Task description ::
Check each line of the records below and collect those that include the word "color".
:: Material for the task ::
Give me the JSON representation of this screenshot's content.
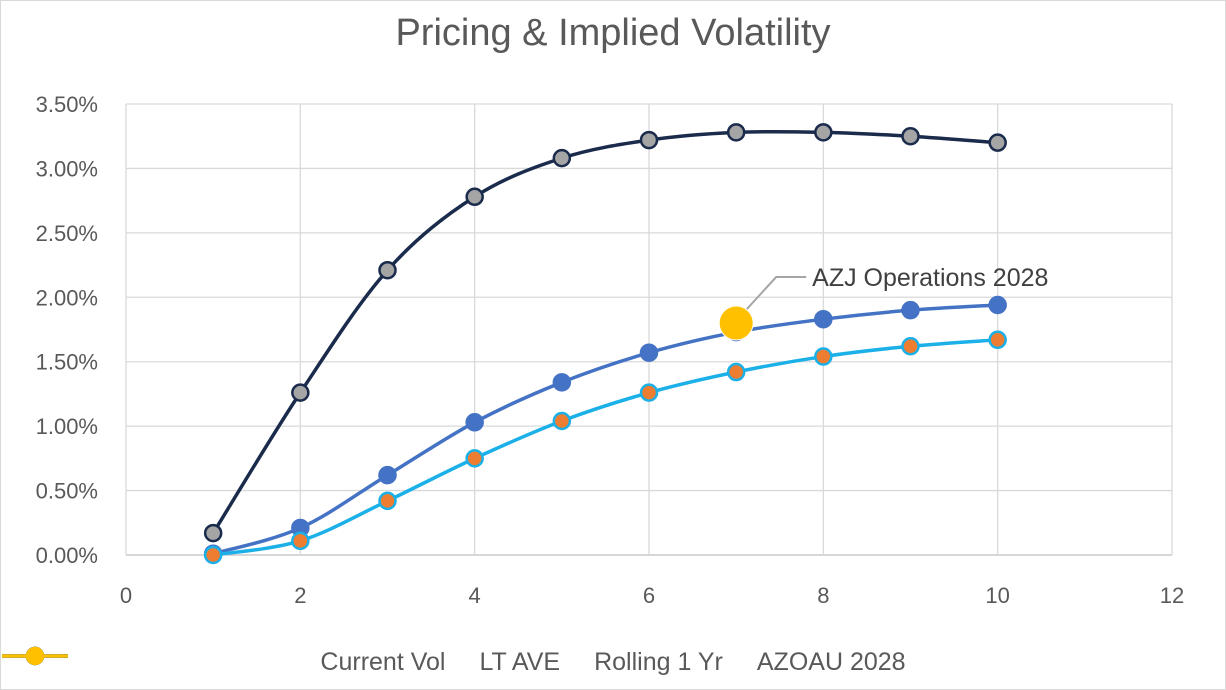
{
  "chart_data": {
    "type": "line",
    "title": "Pricing & Implied Volatility",
    "xlim": [
      0,
      12
    ],
    "ylim": [
      0,
      0.035
    ],
    "x_ticks": [
      "0",
      "2",
      "4",
      "6",
      "8",
      "10",
      "12"
    ],
    "y_ticks": [
      "0.00%",
      "0.50%",
      "1.00%",
      "1.50%",
      "2.00%",
      "2.50%",
      "3.00%",
      "3.50%"
    ],
    "grid": true,
    "legend_position": "bottom",
    "series": [
      {
        "name": "Current Vol",
        "color": "#4472c4",
        "marker_fill": "#4472c4",
        "x": [
          1,
          2,
          3,
          4,
          5,
          6,
          7,
          8,
          9,
          10
        ],
        "y": [
          0.0001,
          0.0021,
          0.0062,
          0.0103,
          0.0134,
          0.0157,
          0.0173,
          0.0183,
          0.019,
          0.0194
        ]
      },
      {
        "name": "LT AVE",
        "color": "#1cb0e8",
        "marker_fill": "#ed7d31",
        "x": [
          1,
          2,
          3,
          4,
          5,
          6,
          7,
          8,
          9,
          10
        ],
        "y": [
          0.0,
          0.0011,
          0.0042,
          0.0075,
          0.0104,
          0.0126,
          0.0142,
          0.0154,
          0.0162,
          0.0167
        ]
      },
      {
        "name": "Rolling 1 Yr",
        "color": "#1a2b4c",
        "marker_fill": "#a5a5a5",
        "x": [
          1,
          2,
          3,
          4,
          5,
          6,
          7,
          8,
          9,
          10
        ],
        "y": [
          0.0017,
          0.0126,
          0.0221,
          0.0278,
          0.0308,
          0.0322,
          0.0328,
          0.0328,
          0.0325,
          0.032
        ]
      },
      {
        "name": "AZOAU 2028",
        "color": "#ffc000",
        "marker_fill": "#ffc000",
        "x": [
          7
        ],
        "y": [
          0.018
        ]
      }
    ],
    "annotation": {
      "text": "AZJ Operations 2028",
      "x": 7,
      "y": 0.018
    }
  }
}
:::
Expected answer ::
        "color": "#4472c4",
        "color": "#1cb0e8",
        "color": "#1a2b4c",
        "color": "#ffc000",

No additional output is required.